── ФРАГМЕНТ ТЕКСТА ──

И вдруг – БАЦ-тарарах – Перестройка! (говоря словами любимого поэта – "Вот те раз, нельзя же так!").
Честно говоря, Перестройка мне сначала очень даже понравилась. Вздохнулось, наконец, полной грудью и стало возможным ругать все, даже партию (коммунистическую, конечно, ведь когда-то она была одна. И когда говоришь, "партия", подразумевалась, естественно, она, "родная"). Такие утверждения, как "партия – говно!", слышные отовсюду в 90-е годы (и это после "Партия – это наше всё!), мне всегда напоминали экзерсисы трех-четырехлетнего ребенка с малознакомыми словами, на которые взрослые реагируют неадекватно, начинают выходить из себя и ругаться. Но ребенок все повторяет и повторяет их: "Какашка, какашка, какашка". Ему весело и страшно, почти – "и больно и смешно, а мать грозит ему в окно" (мать здесь, наверное, – Родина-мать).
Но теперь я просто не знаю, что мне назвать Родиной. Ориентально уникальный и в то же время слегка надоевший по молодости лет Узбекистан шестидесятых-семидесятых годов двадцатого века, воспетый повернутыми на итальянском неореализме Ильёром Ишмухамедовым и Родионом Нахапетовым в кинофильмах "Нежность" и "Влюбленные"? Мой прекрасный, зеленый, теплый, дынно-арбузный, улыбчивый и насквозь продажный город Ташкент? Город, родной настолько, что каждые его парк, сквер, улица 60-х – 70-х (где до сих пор гуляют знакомые привидения вундеркиндов пера Юры Кружилина, Августа Вулиса, Дины Рубиной) появляются перед моими глазами при малейшей ассоциации до сих пор. Или Родина – это нечто умозрительное, оставшееся на карте после усекновения большого собачьего тела СССР и называющееся теперь Россией?
Конечно, не один я такой, покинувший свою малую Родину – одну из самых советских социалистических республик и не совсем разобравшийся со своим патриотизмом. Но как мне, не разобравшемуся с главным, учить других? Например, тех, кто никуда не переезжал, и у кого нет гнетущей дихотомии этого чувственно-конкретного понятия "Родина"?
Гурзуфская сказка
Совсем недавно, решив сравнить своё впечатление от нынешней Ялты со своими детскими воспоминаниями и проезжая по трассе Алушта – Ялта, я вдруг увидел неприметный серый указатель к морю. На указателе значилось: "Гурзуф". Не долго думая, я свернул свой кроссовер по указателю и стал спускаться к старому знакомому, которого давно не видел, но которого не забуду никогда. Для кого-то всего лишь ещё один лагерь из серии молодёжных лагерей Спутник, очень популярный в советские времена. Но для меня – особая веха жизни, когда мистика накрывает реальность.

───

* ЗАДАНИЕ *
Пожалуйста, приведите заново часть фрагмента между «И вдруг – БАЦ-тарарах» и «наверное, – Родина-мать).» включительно, заменив «Перестройка» на «Гласность».

── МАТЕРИАЛЫ ──

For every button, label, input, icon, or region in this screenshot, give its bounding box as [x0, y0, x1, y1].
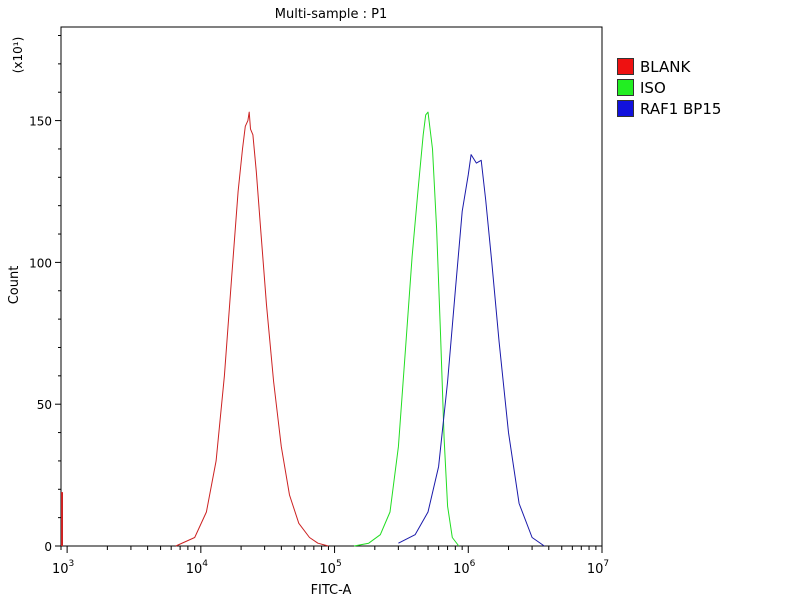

───

* ОТВЕТ *
И вдруг – БАЦ-тарарах – Гласность! (говоря словами любимого поэта – "Вот те раз, нельзя же так!").
Честно говоря, Гласность мне сначала очень даже понравилась. Вздохнулось, наконец, полной грудью и стало возможным ругать все, даже партию (коммунистическую, конечно, ведь когда-то она была одна. И когда говоришь, "партия", подразумевалась, естественно, она, "родная"). Такие утверждения, как "партия – говно!", слышные отовсюду в 90-е годы (и это после "Партия – это наше всё!), мне всегда напоминали экзерсисы трех-четырехлетнего ребенка с малознакомыми словами, на которые взрослые реагируют неадекватно, начинают выходить из себя и ругаться. Но ребенок все повторяет и повторяет их: "Какашка, какашка, какашка". Ему весело и страшно, почти – "и больно и смешно, а мать грозит ему в окно" (мать здесь, наверное, – Родина-мать).